Working data
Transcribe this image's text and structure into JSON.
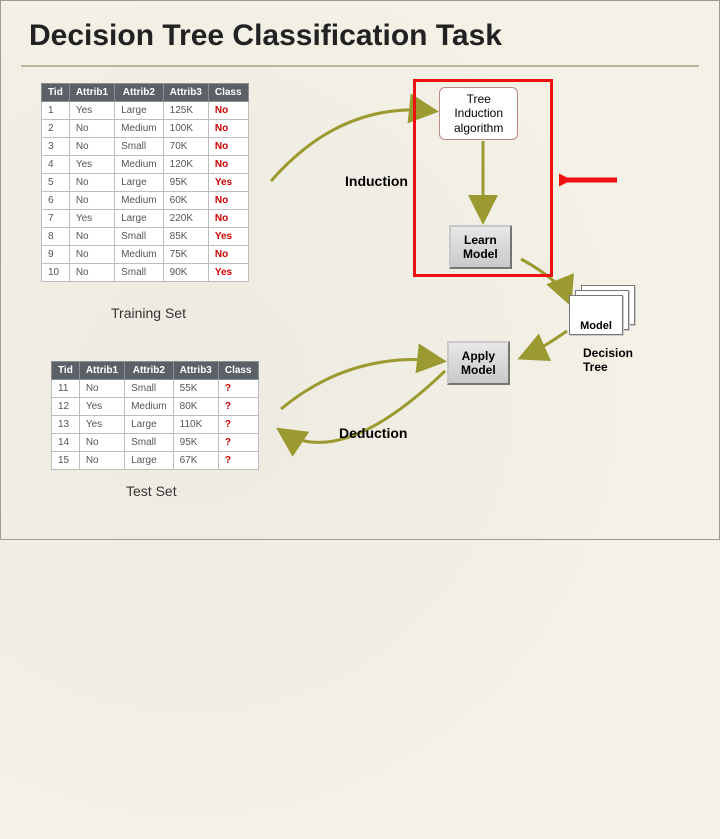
{
  "title": "Decision Tree Classification Task",
  "training": {
    "caption": "Training Set",
    "headers": [
      "Tid",
      "Attrib1",
      "Attrib2",
      "Attrib3",
      "Class"
    ],
    "rows": [
      [
        "1",
        "Yes",
        "Large",
        "125K",
        "No"
      ],
      [
        "2",
        "No",
        "Medium",
        "100K",
        "No"
      ],
      [
        "3",
        "No",
        "Small",
        "70K",
        "No"
      ],
      [
        "4",
        "Yes",
        "Medium",
        "120K",
        "No"
      ],
      [
        "5",
        "No",
        "Large",
        "95K",
        "Yes"
      ],
      [
        "6",
        "No",
        "Medium",
        "60K",
        "No"
      ],
      [
        "7",
        "Yes",
        "Large",
        "220K",
        "No"
      ],
      [
        "8",
        "No",
        "Small",
        "85K",
        "Yes"
      ],
      [
        "9",
        "No",
        "Medium",
        "75K",
        "No"
      ],
      [
        "10",
        "No",
        "Small",
        "90K",
        "Yes"
      ]
    ]
  },
  "test": {
    "caption": "Test Set",
    "headers": [
      "Tid",
      "Attrib1",
      "Attrib2",
      "Attrib3",
      "Class"
    ],
    "rows": [
      [
        "11",
        "No",
        "Small",
        "55K",
        "?"
      ],
      [
        "12",
        "Yes",
        "Medium",
        "80K",
        "?"
      ],
      [
        "13",
        "Yes",
        "Large",
        "110K",
        "?"
      ],
      [
        "14",
        "No",
        "Small",
        "95K",
        "?"
      ],
      [
        "15",
        "No",
        "Large",
        "67K",
        "?"
      ]
    ]
  },
  "nodes": {
    "algo": "Tree\nInduction\nalgorithm",
    "induction": "Induction",
    "learn": "Learn\nModel",
    "apply": "Apply\nModel",
    "model": "Model",
    "deduction": "Deduction",
    "decision_tree": "Decision\nTree"
  }
}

Task directions
All the lines above are to be given again exactly as they read, with the pictures removed.

Expected answer
Transcribe this image's text and structure into JSON.
{
  "title": "Decision Tree Classification Task",
  "training": {
    "caption": "Training Set",
    "headers": [
      "Tid",
      "Attrib1",
      "Attrib2",
      "Attrib3",
      "Class"
    ],
    "rows": [
      [
        "1",
        "Yes",
        "Large",
        "125K",
        "No"
      ],
      [
        "2",
        "No",
        "Medium",
        "100K",
        "No"
      ],
      [
        "3",
        "No",
        "Small",
        "70K",
        "No"
      ],
      [
        "4",
        "Yes",
        "Medium",
        "120K",
        "No"
      ],
      [
        "5",
        "No",
        "Large",
        "95K",
        "Yes"
      ],
      [
        "6",
        "No",
        "Medium",
        "60K",
        "No"
      ],
      [
        "7",
        "Yes",
        "Large",
        "220K",
        "No"
      ],
      [
        "8",
        "No",
        "Small",
        "85K",
        "Yes"
      ],
      [
        "9",
        "No",
        "Medium",
        "75K",
        "No"
      ],
      [
        "10",
        "No",
        "Small",
        "90K",
        "Yes"
      ]
    ]
  },
  "test": {
    "caption": "Test Set",
    "headers": [
      "Tid",
      "Attrib1",
      "Attrib2",
      "Attrib3",
      "Class"
    ],
    "rows": [
      [
        "11",
        "No",
        "Small",
        "55K",
        "?"
      ],
      [
        "12",
        "Yes",
        "Medium",
        "80K",
        "?"
      ],
      [
        "13",
        "Yes",
        "Large",
        "110K",
        "?"
      ],
      [
        "14",
        "No",
        "Small",
        "95K",
        "?"
      ],
      [
        "15",
        "No",
        "Large",
        "67K",
        "?"
      ]
    ]
  },
  "nodes": {
    "algo": "Tree\nInduction\nalgorithm",
    "induction": "Induction",
    "learn": "Learn\nModel",
    "apply": "Apply\nModel",
    "model": "Model",
    "deduction": "Deduction",
    "decision_tree": "Decision\nTree"
  }
}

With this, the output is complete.